TASK REQUIREMENTS.
Reproduce every line of the data below without any changes.

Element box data
————————

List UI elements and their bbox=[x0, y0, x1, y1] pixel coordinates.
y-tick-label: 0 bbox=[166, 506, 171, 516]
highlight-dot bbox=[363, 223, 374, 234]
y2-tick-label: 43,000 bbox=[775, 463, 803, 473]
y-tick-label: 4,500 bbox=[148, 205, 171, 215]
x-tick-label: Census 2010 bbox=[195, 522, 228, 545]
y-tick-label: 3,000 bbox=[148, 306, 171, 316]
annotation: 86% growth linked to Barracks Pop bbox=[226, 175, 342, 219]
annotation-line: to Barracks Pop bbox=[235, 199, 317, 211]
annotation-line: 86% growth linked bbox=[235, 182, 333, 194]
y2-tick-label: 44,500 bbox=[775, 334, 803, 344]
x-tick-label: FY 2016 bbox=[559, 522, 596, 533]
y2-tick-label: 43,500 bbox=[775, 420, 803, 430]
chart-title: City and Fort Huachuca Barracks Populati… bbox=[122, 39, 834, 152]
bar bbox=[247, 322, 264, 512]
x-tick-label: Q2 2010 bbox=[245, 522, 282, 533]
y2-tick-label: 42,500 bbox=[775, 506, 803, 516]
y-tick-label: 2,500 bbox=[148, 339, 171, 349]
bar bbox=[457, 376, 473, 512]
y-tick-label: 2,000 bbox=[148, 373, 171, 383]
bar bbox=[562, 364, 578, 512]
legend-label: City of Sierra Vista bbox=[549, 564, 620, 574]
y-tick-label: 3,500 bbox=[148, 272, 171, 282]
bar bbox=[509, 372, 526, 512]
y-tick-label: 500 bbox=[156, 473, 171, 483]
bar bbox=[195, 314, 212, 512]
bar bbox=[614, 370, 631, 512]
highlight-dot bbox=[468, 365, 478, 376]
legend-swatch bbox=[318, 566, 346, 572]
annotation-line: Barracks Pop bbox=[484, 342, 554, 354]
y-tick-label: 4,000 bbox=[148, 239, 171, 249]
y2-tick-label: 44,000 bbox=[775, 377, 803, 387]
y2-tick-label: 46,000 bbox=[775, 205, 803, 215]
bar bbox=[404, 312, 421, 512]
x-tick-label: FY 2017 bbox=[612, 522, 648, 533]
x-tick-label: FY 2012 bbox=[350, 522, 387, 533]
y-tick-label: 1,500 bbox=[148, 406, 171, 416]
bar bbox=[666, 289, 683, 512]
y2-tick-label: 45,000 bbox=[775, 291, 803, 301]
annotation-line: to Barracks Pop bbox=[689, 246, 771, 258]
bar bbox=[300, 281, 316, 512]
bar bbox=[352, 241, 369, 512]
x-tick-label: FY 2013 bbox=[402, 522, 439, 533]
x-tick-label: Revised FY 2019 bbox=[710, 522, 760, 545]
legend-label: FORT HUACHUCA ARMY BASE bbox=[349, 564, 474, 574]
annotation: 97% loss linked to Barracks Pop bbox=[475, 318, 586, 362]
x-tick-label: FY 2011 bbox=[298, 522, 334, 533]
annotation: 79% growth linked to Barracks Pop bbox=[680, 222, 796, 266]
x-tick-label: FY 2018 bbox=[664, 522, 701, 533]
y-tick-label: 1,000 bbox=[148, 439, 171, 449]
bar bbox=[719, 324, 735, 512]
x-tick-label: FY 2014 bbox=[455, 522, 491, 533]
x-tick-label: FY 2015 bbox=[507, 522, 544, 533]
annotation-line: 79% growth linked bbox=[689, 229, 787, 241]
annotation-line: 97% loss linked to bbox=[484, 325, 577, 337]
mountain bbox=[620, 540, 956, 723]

————————

RESPONSE.
List UI elements and their bbox=[x0, y0, x1, y1] pixel coordinates.
y-tick-label: 0 bbox=[166, 506, 171, 516]
highlight-dot bbox=[363, 223, 374, 234]
y2-tick-label: 43,000 bbox=[775, 463, 803, 473]
y-tick-label: 4,500 bbox=[148, 205, 171, 215]
x-tick-label: Census 2010 bbox=[195, 522, 228, 545]
y-tick-label: 3,000 bbox=[148, 306, 171, 316]
annotation: 86% growth linked to Barracks Pop bbox=[226, 175, 342, 219]
annotation-line: to Barracks Pop bbox=[235, 199, 317, 211]
annotation-line: 86% growth linked bbox=[235, 182, 333, 194]
y2-tick-label: 44,500 bbox=[775, 334, 803, 344]
x-tick-label: FY 2016 bbox=[559, 522, 596, 533]
y2-tick-label: 43,500 bbox=[775, 420, 803, 430]
chart-title: City and Fort Huachuca Barracks Populati… bbox=[122, 39, 834, 152]
bar bbox=[247, 322, 264, 512]
x-tick-label: Q2 2010 bbox=[245, 522, 282, 533]
y2-tick-label: 42,500 bbox=[775, 506, 803, 516]
y-tick-label: 2,500 bbox=[148, 339, 171, 349]
bar bbox=[457, 376, 473, 512]
y-tick-label: 2,000 bbox=[148, 373, 171, 383]
bar bbox=[562, 364, 578, 512]
legend-label: City of Sierra Vista bbox=[549, 564, 620, 574]
y-tick-label: 3,500 bbox=[148, 272, 171, 282]
bar bbox=[509, 372, 526, 512]
y-tick-label: 500 bbox=[156, 473, 171, 483]
bar bbox=[195, 314, 212, 512]
bar bbox=[614, 370, 631, 512]
highlight-dot bbox=[468, 365, 478, 376]
legend-swatch bbox=[318, 566, 346, 572]
annotation-line: Barracks Pop bbox=[484, 342, 554, 354]
y-tick-label: 4,000 bbox=[148, 239, 171, 249]
y2-tick-label: 44,000 bbox=[775, 377, 803, 387]
y2-tick-label: 46,000 bbox=[775, 205, 803, 215]
bar bbox=[404, 312, 421, 512]
x-tick-label: FY 2017 bbox=[612, 522, 648, 533]
x-tick-label: FY 2012 bbox=[350, 522, 387, 533]
y-tick-label: 1,500 bbox=[148, 406, 171, 416]
bar bbox=[666, 289, 683, 512]
y2-tick-label: 45,000 bbox=[775, 291, 803, 301]
annotation-line: to Barracks Pop bbox=[689, 246, 771, 258]
bar bbox=[300, 281, 316, 512]
bar bbox=[352, 241, 369, 512]
x-tick-label: FY 2013 bbox=[402, 522, 439, 533]
x-tick-label: Revised FY 2019 bbox=[710, 522, 760, 545]
legend-label: FORT HUACHUCA ARMY BASE bbox=[349, 564, 474, 574]
annotation: 97% loss linked to Barracks Pop bbox=[475, 318, 586, 362]
x-tick-label: FY 2011 bbox=[298, 522, 334, 533]
annotation: 79% growth linked to Barracks Pop bbox=[680, 222, 796, 266]
x-tick-label: FY 2018 bbox=[664, 522, 701, 533]
y-tick-label: 1,000 bbox=[148, 439, 171, 449]
bar bbox=[719, 324, 735, 512]
x-tick-label: FY 2014 bbox=[455, 522, 491, 533]
x-tick-label: FY 2015 bbox=[507, 522, 544, 533]
annotation-line: 79% growth linked bbox=[689, 229, 787, 241]
annotation-line: 97% loss linked to bbox=[484, 325, 577, 337]
mountain bbox=[620, 540, 956, 723]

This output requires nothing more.